Instructions to follow -
Do not copy the pictures; transcribe all other material exactly.

* * *

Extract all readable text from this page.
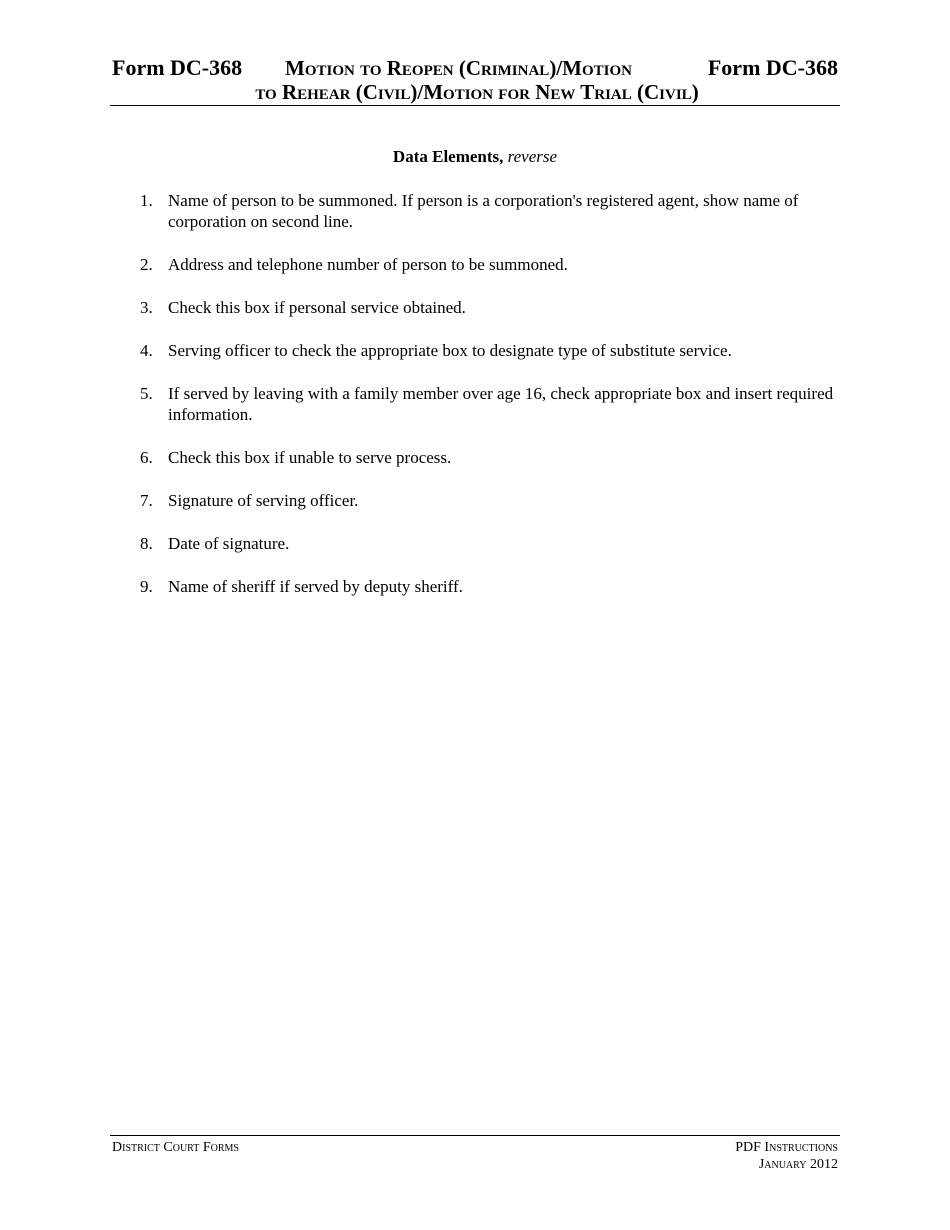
Form DC-368 Motion to Reopen (Criminal)/Motion	Form DC-368
to Rehear (Civil)/Motion for New Trial (Civil)
Data Elements, reverse
1. Name of person to be summoned. If person is a corporation's registered agent, show name of corporation on second line.
2. Address and telephone number of person to be summoned.
3. Check this box if personal service obtained.
4. Serving officer to check the appropriate box to designate type of substitute service.
5. If served by leaving with a family member over age 16, check appropriate box and insert required information.
6. Check this box if unable to serve process.
7. Signature of serving officer.
8. Date of signature.
9. Name of sheriff if served by deputy sheriff.
District Court Forms	PDF Instructions
January 2012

* * *

Response below -
Extract all readable text from this page.
Form DC-368 Motion to Reopen (Criminal)/Motion	Form DC-368
to Rehear (Civil)/Motion for New Trial (Civil)
Data Elements, reverse
1. Name of person to be summoned. If person is a corporation's registered agent, show name of corporation on second line.
2. Address and telephone number of person to be summoned.
3. Check this box if personal service obtained.
4. Serving officer to check the appropriate box to designate type of substitute service.
5. If served by leaving with a family member over age 16, check appropriate box and insert required information.
6. Check this box if unable to serve process.
7. Signature of serving officer.
8. Date of signature.
9. Name of sheriff if served by deputy sheriff.
District Court Forms	PDF Instructions
January 2012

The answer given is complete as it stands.